All of the lines below are to be printed again exactly; images are excluded from the output.

§ **Stored rows**:
* Begin *
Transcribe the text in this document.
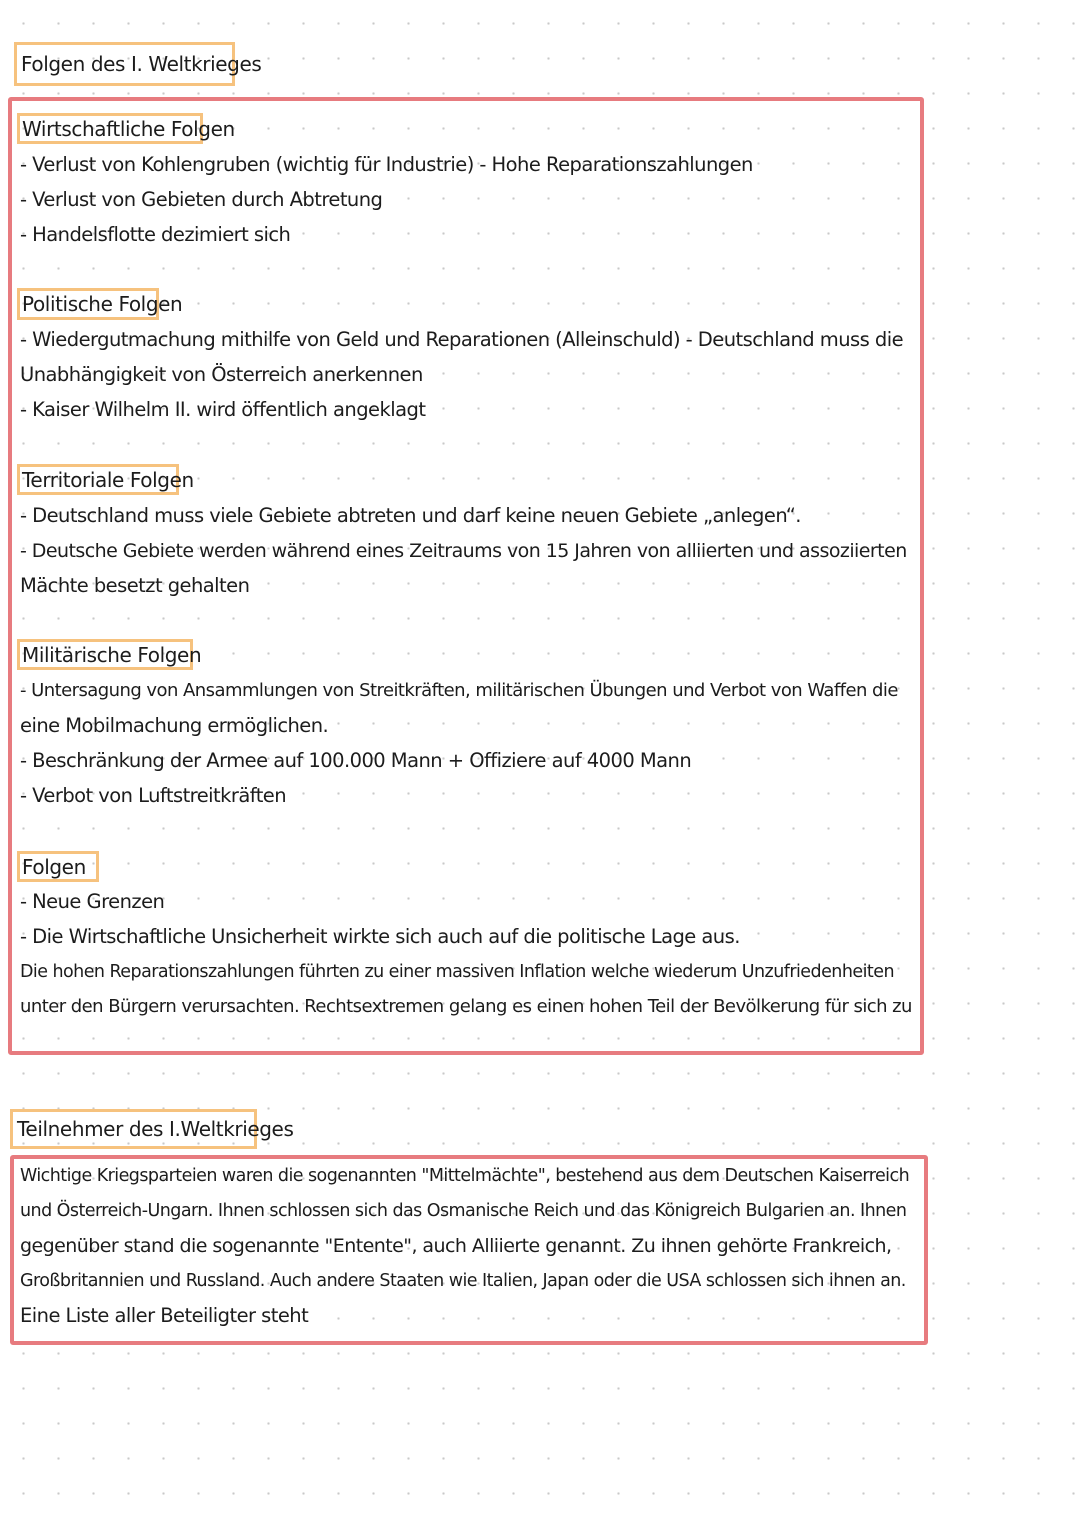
Folgen des I. Weltkrieges
Wirtschaftliche Folgen
- Verlust von Kohlengruben (wichtig für Industrie) - Hohe Reparationszahlungen
- Verlust von Gebieten durch Abtretung
- Handelsflotte dezimiert sich
Politische Folgen
- Wiedergutmachung mithilfe von Geld und Reparationen (Alleinschuld) - Deutschland muss die
Unabhängigkeit von Österreich anerkennen
- Kaiser Wilhelm II. wird öffentlich angeklagt
Territoriale Folgen
- Deutschland muss viele Gebiete abtreten und darf keine neuen Gebiete „anlegen“.
- Deutsche Gebiete werden während eines Zeitraums von 15 Jahren von alliierten und assoziierten
Mächte besetzt gehalten
Militärische Folgen
- Untersagung von Ansammlungen von Streitkräften, militärischen Übungen und Verbot von Waffen die
eine Mobilmachung ermöglichen.
- Beschränkung der Armee auf 100.000 Mann + Offiziere auf 4000 Mann
- Verbot von Luftstreitkräften
Folgen
- Neue Grenzen
- Die Wirtschaftliche Unsicherheit wirkte sich auch auf die politische Lage aus.
Die hohen Reparationszahlungen führten zu einer massiven Inflation welche wiederum Unzufriedenheiten
unter den Bürgern verursachten. Rechtsextremen gelang es einen hohen Teil der Bevölkerung für sich zu
Teilnehmer des I.Weltkrieges
Wichtige Kriegsparteien waren die sogenannten "Mittelmächte", bestehend aus dem Deutschen Kaiserreich
und Österreich-Ungarn. Ihnen schlossen sich das Osmanische Reich und das Königreich Bulgarien an. Ihnen
gegenüber stand die sogenannte "Entente", auch Alliierte genannt. Zu ihnen gehörte Frankreich,
Großbritannien und Russland. Auch andere Staaten wie Italien, Japan oder die USA schlossen sich ihnen an.
Eine Liste aller Beteiligter steht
* End *
§ **Finished answer**:
Transcribe the text in this document.
Folgen des I. Weltkrieges
Wirtschaftliche Folgen
- Verlust von Kohlengruben (wichtig für Industrie) - Hohe Reparationszahlungen
- Verlust von Gebieten durch Abtretung
- Handelsflotte dezimiert sich
Politische Folgen
- Wiedergutmachung mithilfe von Geld und Reparationen (Alleinschuld) - Deutschland muss die
Unabhängigkeit von Österreich anerkennen
- Kaiser Wilhelm II. wird öffentlich angeklagt
Territoriale Folgen
- Deutschland muss viele Gebiete abtreten und darf keine neuen Gebiete „anlegen“.
- Deutsche Gebiete werden während eines Zeitraums von 15 Jahren von alliierten und assoziierten
Mächte besetzt gehalten
Militärische Folgen
- Untersagung von Ansammlungen von Streitkräften, militärischen Übungen und Verbot von Waffen die
eine Mobilmachung ermöglichen.
- Beschränkung der Armee auf 100.000 Mann + Offiziere auf 4000 Mann
- Verbot von Luftstreitkräften
Folgen
- Neue Grenzen
- Die Wirtschaftliche Unsicherheit wirkte sich auch auf die politische Lage aus.
Die hohen Reparationszahlungen führten zu einer massiven Inflation welche wiederum Unzufriedenheiten
unter den Bürgern verursachten. Rechtsextremen gelang es einen hohen Teil der Bevölkerung für sich zu
Teilnehmer des I.Weltkrieges
Wichtige Kriegsparteien waren die sogenannten "Mittelmächte", bestehend aus dem Deutschen Kaiserreich
und Österreich-Ungarn. Ihnen schlossen sich das Osmanische Reich und das Königreich Bulgarien an. Ihnen
gegenüber stand die sogenannte "Entente", auch Alliierte genannt. Zu ihnen gehörte Frankreich,
Großbritannien und Russland. Auch andere Staaten wie Italien, Japan oder die USA schlossen sich ihnen an.
Eine Liste aller Beteiligter steht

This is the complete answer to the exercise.